Exercise aim → From the records, report how many lines hold the word "needed", with the number as the sole reply.

(Page content transcription data)

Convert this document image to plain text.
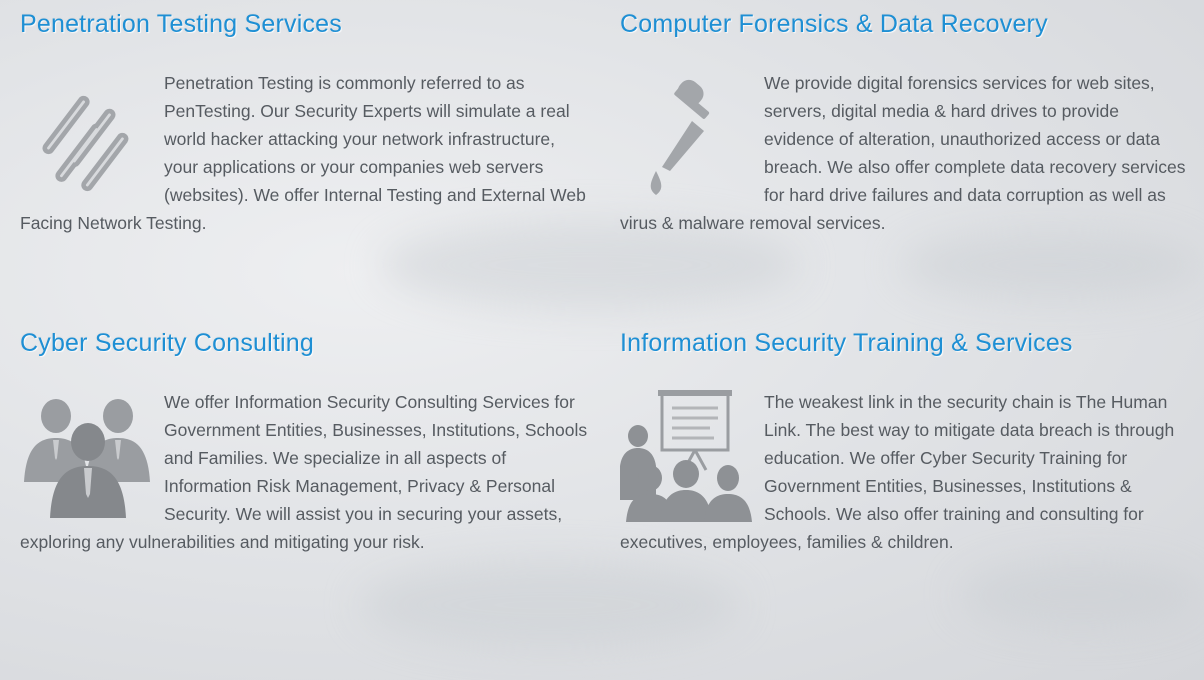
Penetration Testing Services
Penetration Testing is commonly referred to as PenTesting. Our Security Experts will simulate a real world hacker attacking your network infrastructure, your applications or your companies web servers (websites). We offer Internal Testing and External Web Facing Network Testing.
Computer Forensics & Data Recovery
We provide digital forensics services for web sites, servers, digital media & hard drives to provide evidence of alteration, unauthorized access or data breach. We also offer complete data recovery services for hard drive failures and data corruption as well as virus & malware removal services.
Cyber Security Consulting
We offer Information Security Consulting Services for Government Entities, Businesses, Institutions, Schools and Families. We specialize in all aspects of Information Risk Management, Privacy & Personal Security. We will assist you in securing your assets, exploring any vulnerabilities and mitigating your risk.
Information Security Training & Services
The weakest link in the security chain is The Human Link. The best way to mitigate data breach is through education. We offer Cyber Security Training for Government Entities, Businesses, Institutions & Schools. We also offer training and consulting for executives, employees, families & children.
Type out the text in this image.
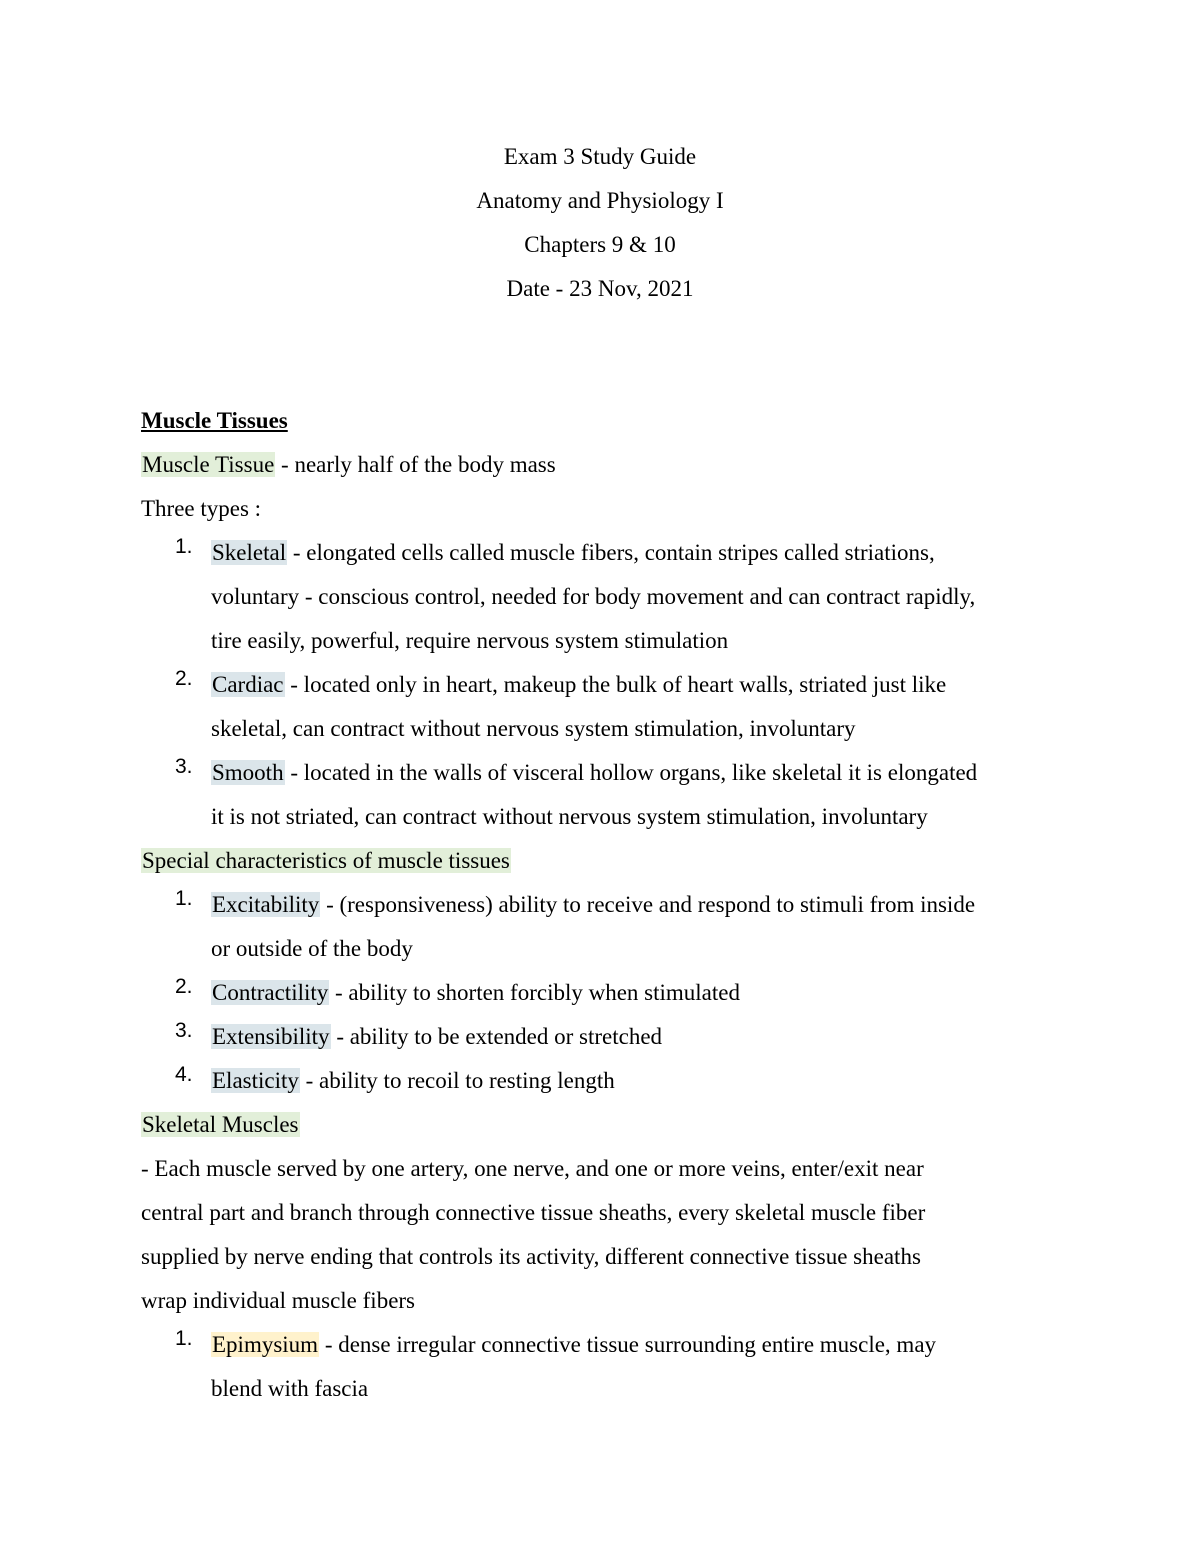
Exam 3 Study Guide
Anatomy and Physiology I
Chapters 9 & 10
Date - 23 Nov, 2021
Muscle Tissues
Muscle Tissue - nearly half of the body mass
Three types :
1. Skeletal - elongated cells called muscle fibers, contain stripes called striations,
voluntary - conscious control, needed for body movement and can contract rapidly,
tire easily, powerful, require nervous system stimulation
2. Cardiac - located only in heart, makeup the bulk of heart walls, striated just like
skeletal, can contract without nervous system stimulation, involuntary
3. Smooth - located in the walls of visceral hollow organs, like skeletal it is elongated
it is not striated, can contract without nervous system stimulation, involuntary
Special characteristics of muscle tissues
1. Excitability - (responsiveness) ability to receive and respond to stimuli from inside
or outside of the body
2. Contractility - ability to shorten forcibly when stimulated
3. Extensibility - ability to be extended or stretched
4. Elasticity - ability to recoil to resting length
Skeletal Muscles
- Each muscle served by one artery, one nerve, and one or more veins, enter/exit near
central part and branch through connective tissue sheaths, every skeletal muscle fiber
supplied by nerve ending that controls its activity, different connective tissue sheaths
wrap individual muscle fibers
1. Epimysium - dense irregular connective tissue surrounding entire muscle, may
blend with fascia
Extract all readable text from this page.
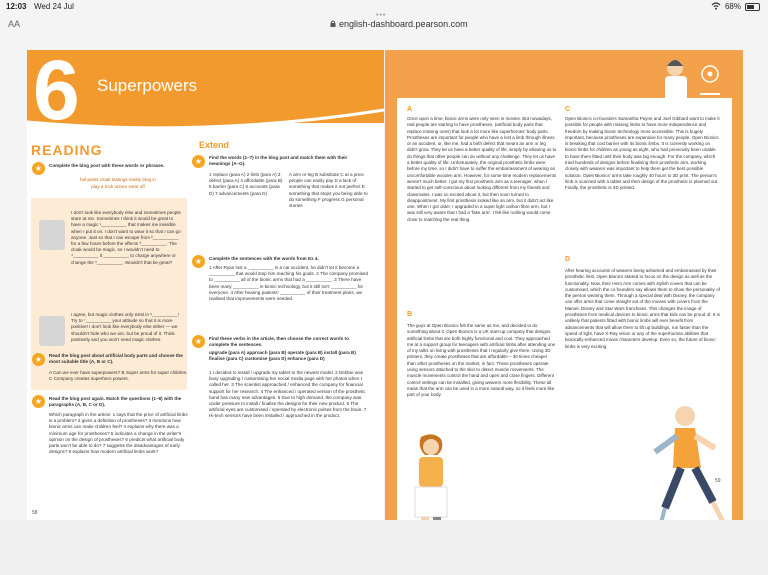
12:03 Wed 24 Jul	68%
AA
•••
english-dashboard.pearson.com
6 Superpowers
READING
★	Complete the blog post with these words or phrases.
fail-pales cloak tastings reality plug in
play a trick unlure wear off
I don't look like everybody else and sometimes people stare at me. Sometimes I think it would be great to have a magic ¹__________ that makes me invisible when I put it on. I don't want to wear it so that I can go anyone. Just so that I can escape from ²__________ for a few hours before the effects ³__________. The cloak would be magic, so I wouldn't need to ⁴__________ it __________ to charge anywhere or change the ⁵__________. Wouldn't that be great?
I agree, but magic clothes only exist in ⁶__________! Try to ⁷__________ your attitude so that it is more positive! I don't look like everybody else either — we shouldn't hide who we are, but be proud of it. Think positively and you won't need magic clothes.
★	Read the blog post about artificial body parts and choose the most suitable title (A, B or C).
A Can we ever have superpowers? B Super arms for super children. C Company creates superhero powers.
★	Read the blog post again. Match the questions (1–8) with the paragraphs (A, B, C or D).
Which paragraph in the article: 1 says that the price of artificial limbs is a problem? 2 gives a definition of prostheses? 3 mentions how bionic arms can make children feel? 4 explains why there was a minimum age for prostheses? 5 indicates a change in the writer's opinion on the design of prostheses? 6 predicts what artificial body parts won't be able to do? 7 suggests the disadvantages of early designs? 8 explains how modern artificial limbs work?
Extend
★	Find the words (1–7) in the blog post and match them with their meanings (A–G).
1 replace (para A) 2 limb (para A) 3 defect (para A) 4 affordable (para B) 5 barrier (para C) 6 accounts (para D) 7 advancements (para D)
A arm or leg B substitute C at a price people can easily pay D a lack of something that makes it not perfect E something that stops you being able to do something F progress G personal stories
★	Complete the sentences with the words from Ex 4.
1 After Ryan lost a __________ in a car accident, he didn't let it become a __________ that would stop him reaching his goals. 2 The company promised to __________ all of the bionic arms that had a __________. 3 There have been many __________ in bionic technology, but it still isn't __________ for everyone. 4 After hearing patients' __________ of their treatment plans, we realised that improvements were needed.
★	Find these verbs in the article, then choose the correct words to complete the sentences.
upgrade (para A) approach (para B) operate (para B) install (para B) finalise (para C) customise (para D) enhance (para D)
1 I decided to install / upgrade my tablet to the newest model. 2 Debbie was busy upgrading / customising her social media page with her photos when I called her. 3 The scientist approached / enhanced the company for financial support for her research. 4 The enhanced / operated version of the prosthetic hand has many new advantages. 5 Due to high demand, the company was under pressure to install / finalise the designs for their new product. 6 The artificial eyes are customised / operated by electronic pulses from the brain. 7 Hi-tech sensors have been installed / approached in the product.
58
A
Once upon a time, bionic arms were only seen in movies. But nowadays, real people are starting to have prostheses, (artificial body parts that replace missing ones) that look a lot more like superheroes' body parts. Prostheses are important for people who have a lost a limb through illness or an accident, or, like me, had a birth defect that meant an arm or leg didn't grow. They let us have a better quality of life, simply by allowing us to do things that other people can do without any challenge. They let us have a better quality of life. Unfortunately, the original prosthetic limbs were before my time, so I didn't have to suffer the embarrassment of wearing an uncomfortable wooden arm. However, for some time modern replacements weren't much better. I got my first prosthetic arm as a teenager, when I started to get self-conscious about looking different from my friends and classmates. I was so excited about it, but then soon turned to disappointment. My first prosthesis looked like an arm, but it didn't act like one. When I got older, I upgraded to a super light carbon fibre arm, but I was still very aware that I had a 'fake arm'. I felt like nothing would come close to matching the real thing.
B
The guys at Open Bionics felt the same as me, and decided to do something about it. Open Bionics is a UK start-up company that designs artificial limbs that are both highly functional and cool. They approached me at a support group for teenagers with artificial limbs after attending one of my talks on living with prostheses that I regularly give there. Using 3D printers, they create prostheses that are affordable – 30 times cheaper than other prostheses on the market, in fact. These prostheses operate using sensors attached to the skin to detect muscle movements. The muscle movements control the hand and open and close fingers. Different control settings can be installed, giving wearers more flexibility. These all mean that the arm can be used in a more natural way, so it feels more like part of your body.
C
Open Bionics co-founders Samantha Payne and Joel Gibbard want to make it possible for people with missing limbs to have more independence and freedom by making bionic technology more accessible. This is hugely important, because prostheses are expensive for many people. Open Bionics is breaking that cost barrier with its bionic limbs. It is currently working on bionic limbs for children as young as eight, who had previously been unable to have them fitted until their body was big enough. For the company, which tried hundreds of designs before finalising their prosthetic arm, working closely with wearers was important to help them get the best possible solution. Open Bionics' arms take roughly 40 hours to 3D print. The person's limb is scanned with a tablet and then design of the prosthetic is planned out. Finally, the prosthetic is 3D printed.
D
After hearing accounts of wearers being ashamed and embarrassed by their prosthetic limb, Open Bionics started to focus on the design as well as the functionality. Now, their Hero Arm comes with stylish covers that can be customised, which the co-founders say allows them to show the personality of the person wearing them. Through a special deal with Disney, the company can offer arms that come straight out of the movies with covers from the Marvel, Disney and Star Wars franchises. This changes the image of prostheses from medical devices to bionic arms that kids can be proud of. It is unlikely that patients fitted with bionic limbs will ever benefit from advancements that will allow them to lift up buildings, run faster than the speed of light, have X-Ray vision or any of the superhuman abilities that bionically-enhanced movie characters develop. Even so, the future of bionic limbs is very exciting.
59
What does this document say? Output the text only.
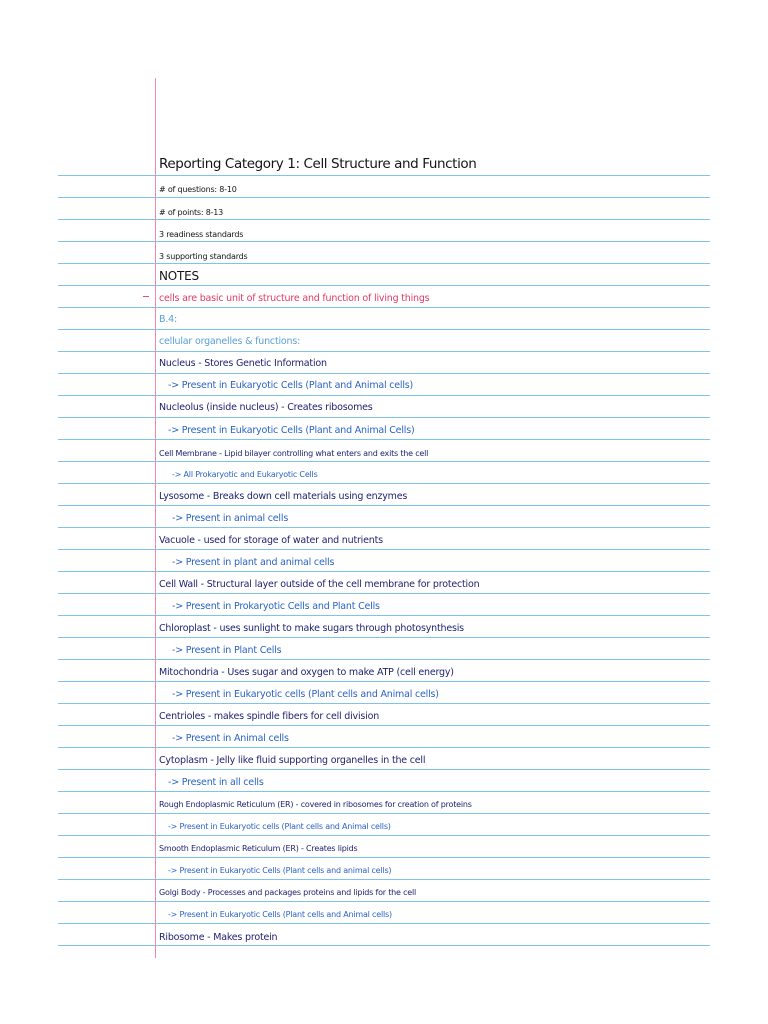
Reporting Category 1: Cell Structure and Function
# of questions: 8-10
# of points: 8-13
3 readiness standards
3 supporting standards
NOTES
cells are basic unit of structure and function of living things
B.4:
cellular organelles & functions:
Nucleus - Stores Genetic Information
-> Present in Eukaryotic Cells (Plant and Animal cells)
Nucleolus (inside nucleus) - Creates ribosomes
-> Present in Eukaryotic Cells (Plant and Animal Cells)
Cell Membrane - Lipid bilayer controlling what enters and exits the cell
-> All Prokaryotic and Eukaryotic Cells
Lysosome - Breaks down cell materials using enzymes
-> Present in animal cells
Vacuole - used for storage of water and nutrients
-> Present in plant and animal cells
Cell Wall - Structural layer outside of the cell membrane for protection
-> Present in Prokaryotic Cells and Plant Cells
Chloroplast - uses sunlight to make sugars through photosynthesis
-> Present in Plant Cells
Mitochondria - Uses sugar and oxygen to make ATP (cell energy)
-> Present in Eukaryotic cells (Plant cells and Animal cells)
Centrioles - makes spindle fibers for cell division
-> Present in Animal cells
Cytoplasm - Jelly like fluid supporting organelles in the cell
-> Present in all cells
Rough Endoplasmic Reticulum (ER) - covered in ribosomes for creation of proteins
-> Present in Eukaryotic cells (Plant cells and Animal cells)
Smooth Endoplasmic Reticulum (ER) - Creates lipids
-> Present in Eukaryotic Cells (Plant cells and animal cells)
Golgi Body - Processes and packages proteins and lipids for the cell
-> Present in Eukaryotic Cells (Plant cells and Animal cells)
Ribosome - Makes protein
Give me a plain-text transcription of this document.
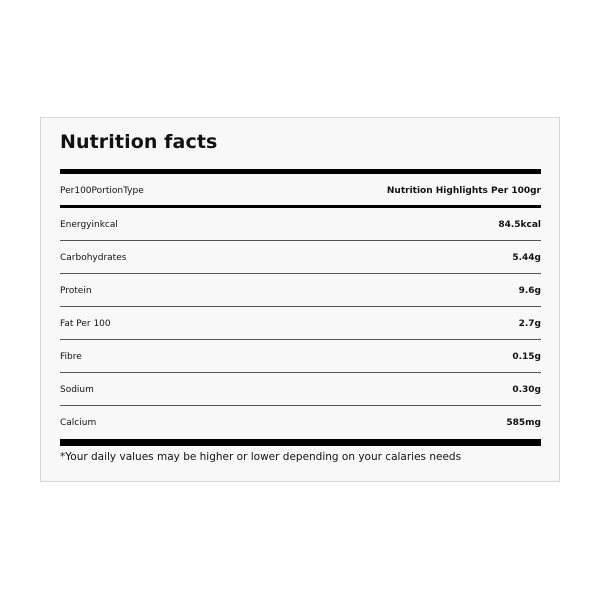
Nutrition facts
Per100PortionType	Nutrition Highlights Per 100gr
Energyinkcal	84.5kcal
Carbohydrates	5.44g
Protein	9.6g
Fat Per 100	2.7g
Fibre	0.15g
Sodium	0.30g
Calcium	585mg
*Your daily values may be higher or lower depending on your calaries needs
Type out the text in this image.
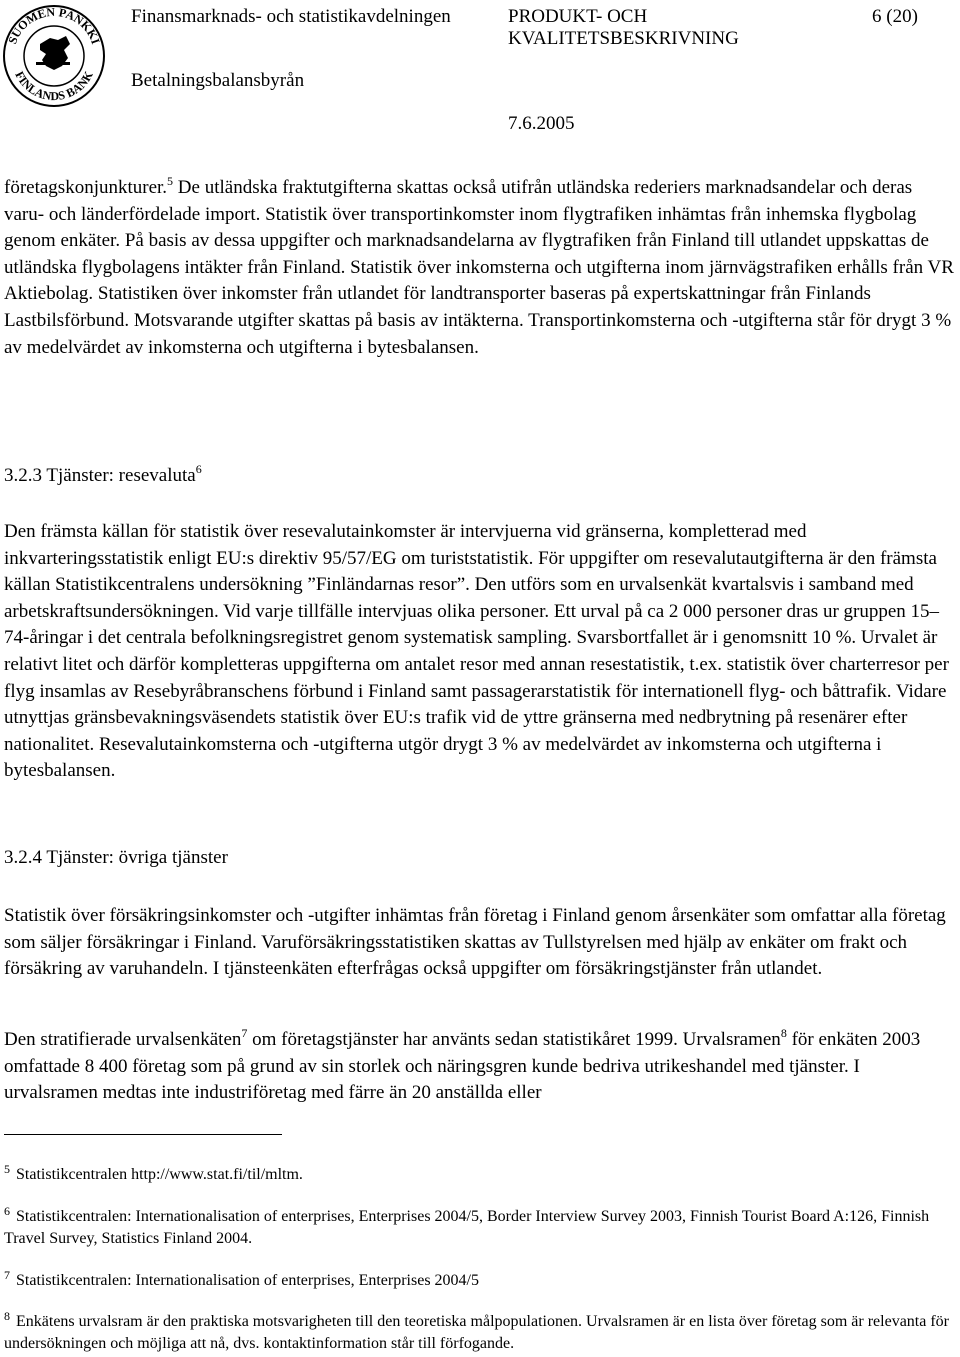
SUOMEN PANKKI
FINLANDS BANK
Finansmarknads- och statistikavdelningen	PRODUKT- OCH
KVALITETSBESKRIVNING
6 (20)
Betalningsbalansbyrån
7.6.2005

företagskonjunkturer.$^5$ De utländska fraktutgifterna skattas också utifrån utländska rederiers marknadsandelar och deras varu- och länderfördelade import. Statistik över transportinkomster inom flygtrafiken inhämtas från inhemska flygbolag genom enkäter. På basis av dessa uppgifter och marknadsandelarna av flygtrafiken från Finland till utlandet uppskattas de utländska flygbolagens intäkter från Finland. Statistik över inkomsterna och utgifterna inom järnvägstrafiken erhålls från VR Aktiebolag. Statistiken över inkomster från utlandet för landtransporter baseras på expertskattningar från Finlands Lastbilsförbund. Motsvarande utgifter skattas på basis av intäkterna. Transportinkomsterna och -utgifterna står för drygt 3 % av medelvärdet av inkomsterna och utgifterna i bytesbalansen.

3.2.3 Tjänster: resevaluta$^6$

Den främsta källan för statistik över resevalutainkomster är intervjuerna vid gränserna, kompletterad med inkvarteringsstatistik enligt EU:s direktiv 95/57/EG om turiststatistik. För uppgifter om resevalutautgifterna är den främsta källan Statistikcentralens undersökning ”Finländarnas resor”. Den utförs som en urvalsenkät kvartalsvis i samband med arbetskraftsundersökningen. Vid varje tillfälle intervjuas olika personer. Ett urval på ca 2 000 personer dras ur gruppen 15–74-åringar i det centrala befolkningsregistret genom systematisk sampling. Svarsbortfallet är i genomsnitt 10 %. Urvalet är relativt litet och därför kompletteras uppgifterna om antalet resor med annan resestatistik, t.ex. statistik över charterresor per flyg insamlas av Resebyråbranschens förbund i Finland samt passagerarstatistik för internationell flyg- och båttrafik. Vidare utnyttjas gränsbevakningsväsendets statistik över EU:s trafik vid de yttre gränserna med nedbrytning på resenärer efter nationalitet. Resevalutainkomsterna och -utgifterna utgör drygt 3 % av medelvärdet av inkomsterna och utgifterna i bytesbalansen.

3.2.4 Tjänster: övriga tjänster

Statistik över försäkringsinkomster och -utgifter inhämtas från företag i Finland genom årsenkäter som omfattar alla företag som säljer försäkringar i Finland. Varuförsäkringsstatistiken skattas av Tullstyrelsen med hjälp av enkäter om frakt och försäkring av varuhandeln. I tjänsteenkäten efterfrågas också uppgifter om försäkringstjänster från utlandet.

Den stratifierade urvalsenkäten$^7$ om företagstjänster har använts sedan statistikåret 1999. Urvalsramen$^8$ för enkäten 2003 omfattade 8 400 företag som på grund av sin storlek och näringsgren kunde bedriva utrikeshandel med tjänster. I urvalsramen medtas inte industriföretag med färre än 20 anställda eller

$^5$ Statistikcentralen http://www.stat.fi/til/mltm.

$^6$ Statistikcentralen: Internationalisation of enterprises, Enterprises 2004/5, Border Interview Survey 2003, Finnish Tourist Board A:126, Finnish Travel Survey, Statistics Finland 2004.

$^7$ Statistikcentralen: Internationalisation of enterprises, Enterprises 2004/5

$^8$ Enkätens urvalsram är den praktiska motsvarigheten till den teoretiska målpopulationen. Urvalsramen är en lista över företag som är relevanta för undersökningen och möjliga att nå, dvs. kontaktinformation står till förfogande.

Your response → 2